▸ **DATA LINES**
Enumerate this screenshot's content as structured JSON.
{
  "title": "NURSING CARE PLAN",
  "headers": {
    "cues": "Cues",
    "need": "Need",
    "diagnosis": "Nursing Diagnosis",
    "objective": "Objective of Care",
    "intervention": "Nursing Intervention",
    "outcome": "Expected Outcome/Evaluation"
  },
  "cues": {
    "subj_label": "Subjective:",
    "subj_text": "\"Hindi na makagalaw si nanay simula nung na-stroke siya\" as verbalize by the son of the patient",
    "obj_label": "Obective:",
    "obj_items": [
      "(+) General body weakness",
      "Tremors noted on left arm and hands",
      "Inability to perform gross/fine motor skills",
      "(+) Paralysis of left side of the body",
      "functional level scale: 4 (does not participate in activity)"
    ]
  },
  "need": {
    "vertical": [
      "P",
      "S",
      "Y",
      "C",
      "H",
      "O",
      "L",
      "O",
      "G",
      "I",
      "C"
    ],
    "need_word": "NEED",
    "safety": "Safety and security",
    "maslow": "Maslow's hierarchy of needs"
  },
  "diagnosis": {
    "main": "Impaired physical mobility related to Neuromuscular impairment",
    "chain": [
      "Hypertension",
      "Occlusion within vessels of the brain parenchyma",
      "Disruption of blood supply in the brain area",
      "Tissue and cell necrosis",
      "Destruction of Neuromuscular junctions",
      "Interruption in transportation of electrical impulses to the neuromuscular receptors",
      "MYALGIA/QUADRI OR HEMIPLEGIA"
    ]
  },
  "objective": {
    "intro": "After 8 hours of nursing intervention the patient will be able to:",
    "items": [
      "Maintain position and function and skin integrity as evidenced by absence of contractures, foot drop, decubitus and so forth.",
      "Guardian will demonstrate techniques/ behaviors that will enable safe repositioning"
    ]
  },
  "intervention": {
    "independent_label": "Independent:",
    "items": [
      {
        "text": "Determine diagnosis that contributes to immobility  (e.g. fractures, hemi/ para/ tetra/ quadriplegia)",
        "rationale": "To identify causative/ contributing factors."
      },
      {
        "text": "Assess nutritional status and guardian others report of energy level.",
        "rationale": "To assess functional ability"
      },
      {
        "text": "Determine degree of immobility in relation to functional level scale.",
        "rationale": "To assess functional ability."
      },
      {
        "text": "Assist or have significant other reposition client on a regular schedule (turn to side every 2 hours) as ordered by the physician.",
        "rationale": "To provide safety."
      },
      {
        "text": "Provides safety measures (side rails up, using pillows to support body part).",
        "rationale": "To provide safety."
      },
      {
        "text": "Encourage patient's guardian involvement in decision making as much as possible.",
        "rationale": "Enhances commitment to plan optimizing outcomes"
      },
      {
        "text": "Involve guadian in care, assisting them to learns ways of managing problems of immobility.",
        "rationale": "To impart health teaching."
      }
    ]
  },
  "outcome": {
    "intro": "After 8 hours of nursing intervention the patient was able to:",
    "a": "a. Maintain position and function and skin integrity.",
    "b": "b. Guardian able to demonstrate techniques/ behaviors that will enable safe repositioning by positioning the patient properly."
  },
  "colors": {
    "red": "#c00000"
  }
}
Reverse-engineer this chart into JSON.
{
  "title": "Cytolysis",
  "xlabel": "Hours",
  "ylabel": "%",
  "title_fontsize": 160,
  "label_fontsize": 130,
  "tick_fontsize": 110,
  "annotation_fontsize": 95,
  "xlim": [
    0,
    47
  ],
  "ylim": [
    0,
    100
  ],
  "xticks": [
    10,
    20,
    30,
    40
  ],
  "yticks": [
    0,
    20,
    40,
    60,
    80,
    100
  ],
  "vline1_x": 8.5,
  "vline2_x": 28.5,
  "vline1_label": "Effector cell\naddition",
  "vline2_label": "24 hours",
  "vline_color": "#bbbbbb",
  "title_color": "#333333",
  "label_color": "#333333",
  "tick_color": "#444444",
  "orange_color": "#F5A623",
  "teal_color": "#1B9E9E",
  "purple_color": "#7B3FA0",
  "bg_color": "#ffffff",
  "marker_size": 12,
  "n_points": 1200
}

▸ **PROBLEM**
Return every entry exactly as given.

▸ **SOLUTION TO THIS EXERCISE**
Enumerate this screenshot's content as structured JSON.
{
  "title": "NURSING CARE PLAN",
  "headers": {
    "cues": "Cues",
    "need": "Need",
    "diagnosis": "Nursing Diagnosis",
    "objective": "Objective of Care",
    "intervention": "Nursing Intervention",
    "outcome": "Expected Outcome/Evaluation"
  },
  "cues": {
    "subj_label": "Subjective:",
    "subj_text": "\"Hindi na makagalaw si nanay simula nung na-stroke siya\" as verbalize by the son of the patient",
    "obj_label": "Obective:",
    "obj_items": [
      "(+) General body weakness",
      "Tremors noted on left arm and hands",
      "Inability to perform gross/fine motor skills",
      "(+) Paralysis of left side of the body",
      "functional level scale: 4 (does not participate in activity)"
    ]
  },
  "need": {
    "vertical": [
      "P",
      "S",
      "Y",
      "C",
      "H",
      "O",
      "L",
      "O",
      "G",
      "I",
      "C"
    ],
    "need_word": "NEED",
    "safety": "Safety and security",
    "maslow": "Maslow's hierarchy of needs"
  },
  "diagnosis": {
    "main": "Impaired physical mobility related to Neuromuscular impairment",
    "chain": [
      "Hypertension",
      "Occlusion within vessels of the brain parenchyma",
      "Disruption of blood supply in the brain area",
      "Tissue and cell necrosis",
      "Destruction of Neuromuscular junctions",
      "Interruption in transportation of electrical impulses to the neuromuscular receptors",
      "MYALGIA/QUADRI OR HEMIPLEGIA"
    ]
  },
  "objective": {
    "intro": "After 8 hours of nursing intervention the patient will be able to:",
    "items": [
      "Maintain position and function and skin integrity as evidenced by absence of contractures, foot drop, decubitus and so forth.",
      "Guardian will demonstrate techniques/ behaviors that will enable safe repositioning"
    ]
  },
  "intervention": {
    "independent_label": "Independent:",
    "items": [
      {
        "text": "Determine diagnosis that contributes to immobility  (e.g. fractures, hemi/ para/ tetra/ quadriplegia)",
        "rationale": "To identify causative/ contributing factors."
      },
      {
        "text": "Assess nutritional status and guardian others report of energy level.",
        "rationale": "To assess functional ability"
      },
      {
        "text": "Determine degree of immobility in relation to functional level scale.",
        "rationale": "To assess functional ability."
      },
      {
        "text": "Assist or have significant other reposition client on a regular schedule (turn to side every 2 hours) as ordered by the physician.",
        "rationale": "To provide safety."
      },
      {
        "text": "Provides safety measures (side rails up, using pillows to support body part).",
        "rationale": "To provide safety."
      },
      {
        "text": "Encourage patient's guardian involvement in decision making as much as possible.",
        "rationale": "Enhances commitment to plan optimizing outcomes"
      },
      {
        "text": "Involve guadian in care, assisting them to learns ways of managing problems of immobility.",
        "rationale": "To impart health teaching."
      }
    ]
  },
  "outcome": {
    "intro": "After 8 hours of nursing intervention the patient was able to:",
    "a": "a. Maintain position and function and skin integrity.",
    "b": "b. Guardian able to demonstrate techniques/ behaviors that will enable safe repositioning by positioning the patient properly."
  },
  "colors": {
    "red": "#c00000"
  }
}
Reverse-engineer this chart into JSON.
{
  "title": "Cytolysis",
  "xlabel": "Hours",
  "ylabel": "%",
  "title_fontsize": 160,
  "label_fontsize": 130,
  "tick_fontsize": 110,
  "annotation_fontsize": 95,
  "xlim": [
    0,
    47
  ],
  "ylim": [
    0,
    100
  ],
  "xticks": [
    10,
    20,
    30,
    40
  ],
  "yticks": [
    0,
    20,
    40,
    60,
    80,
    100
  ],
  "vline1_x": 8.5,
  "vline2_x": 28.5,
  "vline1_label": "Effector cell\naddition",
  "vline2_label": "24 hours",
  "vline_color": "#bbbbbb",
  "title_color": "#333333",
  "label_color": "#333333",
  "tick_color": "#444444",
  "orange_color": "#F5A623",
  "teal_color": "#1B9E9E",
  "purple_color": "#7B3FA0",
  "bg_color": "#ffffff",
  "marker_size": 12,
  "n_points": 1200
}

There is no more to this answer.